— start RECORDS TO PROCESS —

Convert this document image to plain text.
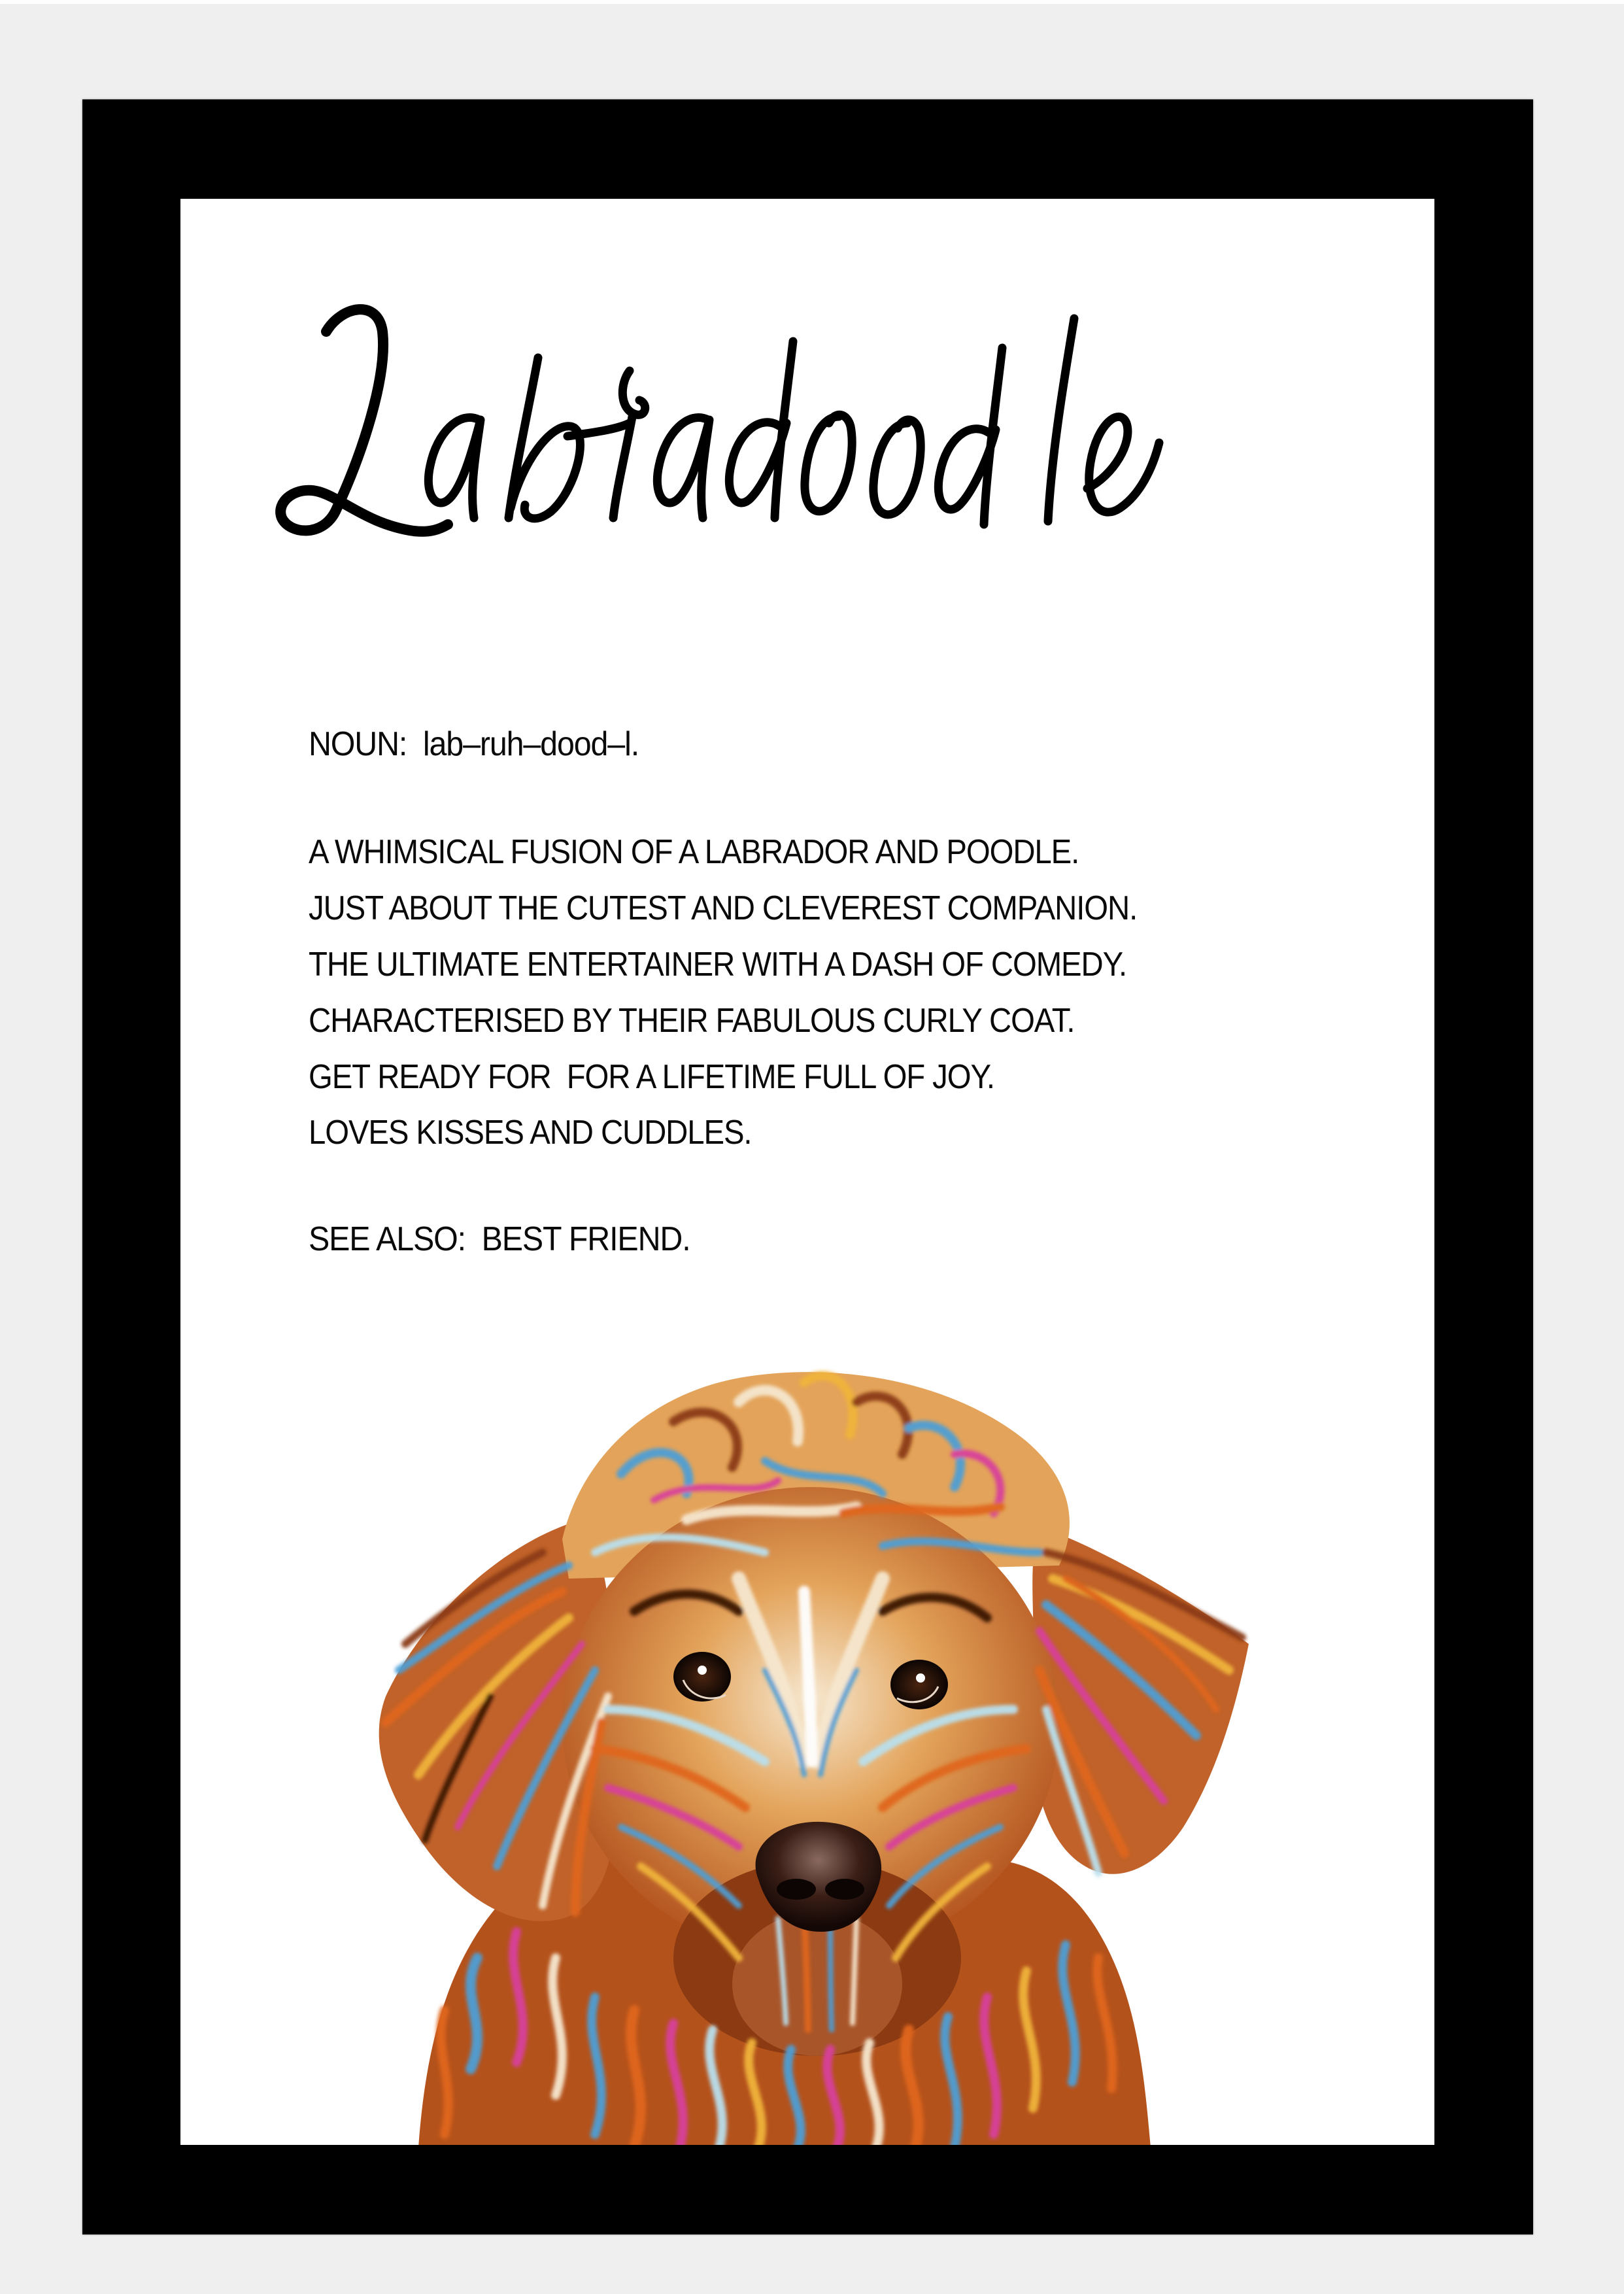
NOUN:  lab–ruh–dood–l.
A WHIMSICAL FUSION OF A LABRADOR AND POODLE.
JUST ABOUT THE CUTEST AND CLEVEREST COMPANION.
THE ULTIMATE ENTERTAINER WITH A DASH OF COMEDY.
CHARACTERISED BY THEIR FABULOUS CURLY COAT.
GET READY FOR  FOR A LIFETIME FULL OF JOY.
LOVES KISSES AND CUDDLES.
SEE ALSO:  BEST FRIEND.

— end RECORDS TO PROCESS —

- _PROBLEM REQUIREMENTS_
Return all the entries word for word, but omit any pictures they contain.

- _RESPONSE TO THIS EXERCISE_
Convert this document image to plain text.
NOUN:  lab–ruh–dood–l.
A WHIMSICAL FUSION OF A LABRADOR AND POODLE.
JUST ABOUT THE CUTEST AND CLEVEREST COMPANION.
THE ULTIMATE ENTERTAINER WITH A DASH OF COMEDY.
CHARACTERISED BY THEIR FABULOUS CURLY COAT.
GET READY FOR  FOR A LIFETIME FULL OF JOY.
LOVES KISSES AND CUDDLES.
SEE ALSO:  BEST FRIEND.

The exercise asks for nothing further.